From the listing below, pick out each line with the word "this".
--- Start of Records for the task ---
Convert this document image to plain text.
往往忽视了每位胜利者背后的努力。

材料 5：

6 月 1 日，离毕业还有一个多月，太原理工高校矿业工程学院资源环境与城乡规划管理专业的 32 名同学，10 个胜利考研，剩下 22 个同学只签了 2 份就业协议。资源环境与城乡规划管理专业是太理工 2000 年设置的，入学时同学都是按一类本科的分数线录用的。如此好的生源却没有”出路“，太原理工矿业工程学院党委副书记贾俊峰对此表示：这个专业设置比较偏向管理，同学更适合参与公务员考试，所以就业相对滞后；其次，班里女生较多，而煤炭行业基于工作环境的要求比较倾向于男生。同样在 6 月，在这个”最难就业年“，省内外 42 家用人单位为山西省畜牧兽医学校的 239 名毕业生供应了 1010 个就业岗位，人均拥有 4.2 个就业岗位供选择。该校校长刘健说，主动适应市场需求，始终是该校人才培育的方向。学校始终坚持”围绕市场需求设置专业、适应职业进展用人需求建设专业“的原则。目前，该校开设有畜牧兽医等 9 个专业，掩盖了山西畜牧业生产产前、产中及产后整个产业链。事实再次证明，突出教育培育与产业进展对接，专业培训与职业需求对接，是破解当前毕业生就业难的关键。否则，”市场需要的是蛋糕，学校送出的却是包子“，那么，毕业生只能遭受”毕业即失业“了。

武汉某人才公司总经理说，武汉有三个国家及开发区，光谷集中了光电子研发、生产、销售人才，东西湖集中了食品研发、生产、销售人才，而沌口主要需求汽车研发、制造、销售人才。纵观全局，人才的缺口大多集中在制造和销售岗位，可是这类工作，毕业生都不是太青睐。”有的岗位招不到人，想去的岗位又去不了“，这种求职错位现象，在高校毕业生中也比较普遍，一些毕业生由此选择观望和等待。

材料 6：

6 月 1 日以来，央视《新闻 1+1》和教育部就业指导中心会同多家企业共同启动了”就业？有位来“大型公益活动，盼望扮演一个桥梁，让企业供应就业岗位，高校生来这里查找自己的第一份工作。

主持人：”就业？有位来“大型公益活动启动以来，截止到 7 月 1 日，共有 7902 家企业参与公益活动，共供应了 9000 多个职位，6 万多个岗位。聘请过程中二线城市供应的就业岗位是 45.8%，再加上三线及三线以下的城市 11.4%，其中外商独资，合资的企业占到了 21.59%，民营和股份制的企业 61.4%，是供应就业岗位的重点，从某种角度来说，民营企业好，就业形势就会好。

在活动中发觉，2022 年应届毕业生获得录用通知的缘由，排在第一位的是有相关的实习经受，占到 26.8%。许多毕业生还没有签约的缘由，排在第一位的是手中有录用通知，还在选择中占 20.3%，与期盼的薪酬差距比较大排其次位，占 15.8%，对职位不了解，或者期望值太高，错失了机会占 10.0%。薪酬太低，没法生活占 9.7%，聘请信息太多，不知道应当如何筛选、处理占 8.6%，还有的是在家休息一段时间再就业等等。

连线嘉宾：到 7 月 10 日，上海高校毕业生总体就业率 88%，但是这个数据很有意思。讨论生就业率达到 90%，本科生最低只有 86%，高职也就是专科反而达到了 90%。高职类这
--- End of Records for the task ---
--- Start of Records for the task ---
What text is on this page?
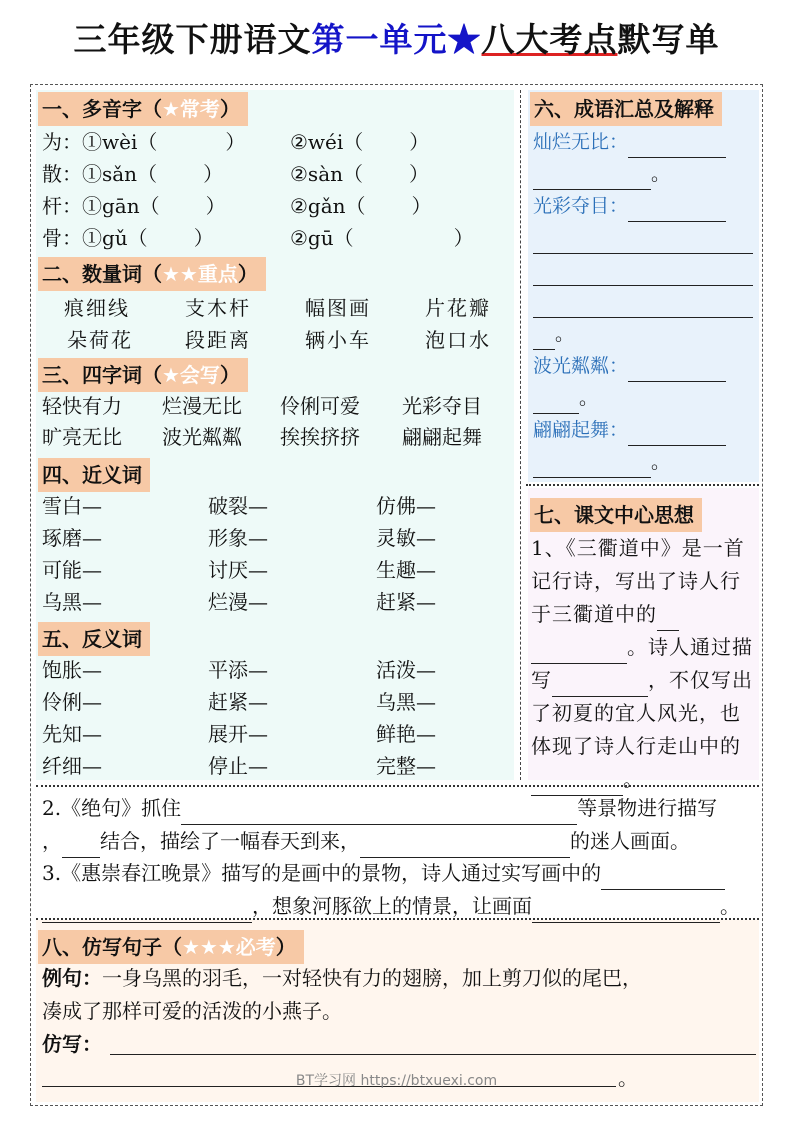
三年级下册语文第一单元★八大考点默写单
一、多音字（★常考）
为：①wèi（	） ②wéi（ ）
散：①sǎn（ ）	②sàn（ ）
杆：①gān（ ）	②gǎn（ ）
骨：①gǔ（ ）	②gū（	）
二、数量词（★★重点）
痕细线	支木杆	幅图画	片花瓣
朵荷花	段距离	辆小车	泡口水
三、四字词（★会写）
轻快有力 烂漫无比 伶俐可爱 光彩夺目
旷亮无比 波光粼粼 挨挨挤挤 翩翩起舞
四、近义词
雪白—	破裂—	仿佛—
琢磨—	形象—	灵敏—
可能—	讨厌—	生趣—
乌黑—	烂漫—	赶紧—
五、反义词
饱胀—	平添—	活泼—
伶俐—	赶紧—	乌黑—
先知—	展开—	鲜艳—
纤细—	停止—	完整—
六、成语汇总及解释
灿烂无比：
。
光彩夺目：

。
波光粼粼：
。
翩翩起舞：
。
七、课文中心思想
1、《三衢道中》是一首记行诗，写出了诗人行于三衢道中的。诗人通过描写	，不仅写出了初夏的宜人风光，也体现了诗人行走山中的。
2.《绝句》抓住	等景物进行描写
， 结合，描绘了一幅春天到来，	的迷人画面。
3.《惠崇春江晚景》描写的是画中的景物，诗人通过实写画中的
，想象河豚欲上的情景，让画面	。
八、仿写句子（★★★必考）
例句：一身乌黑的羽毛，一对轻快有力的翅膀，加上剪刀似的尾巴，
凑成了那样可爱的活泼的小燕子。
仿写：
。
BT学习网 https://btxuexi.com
--- End of Records for the task ---
» Response below
Convert this document image to plain text.
What text is on this page?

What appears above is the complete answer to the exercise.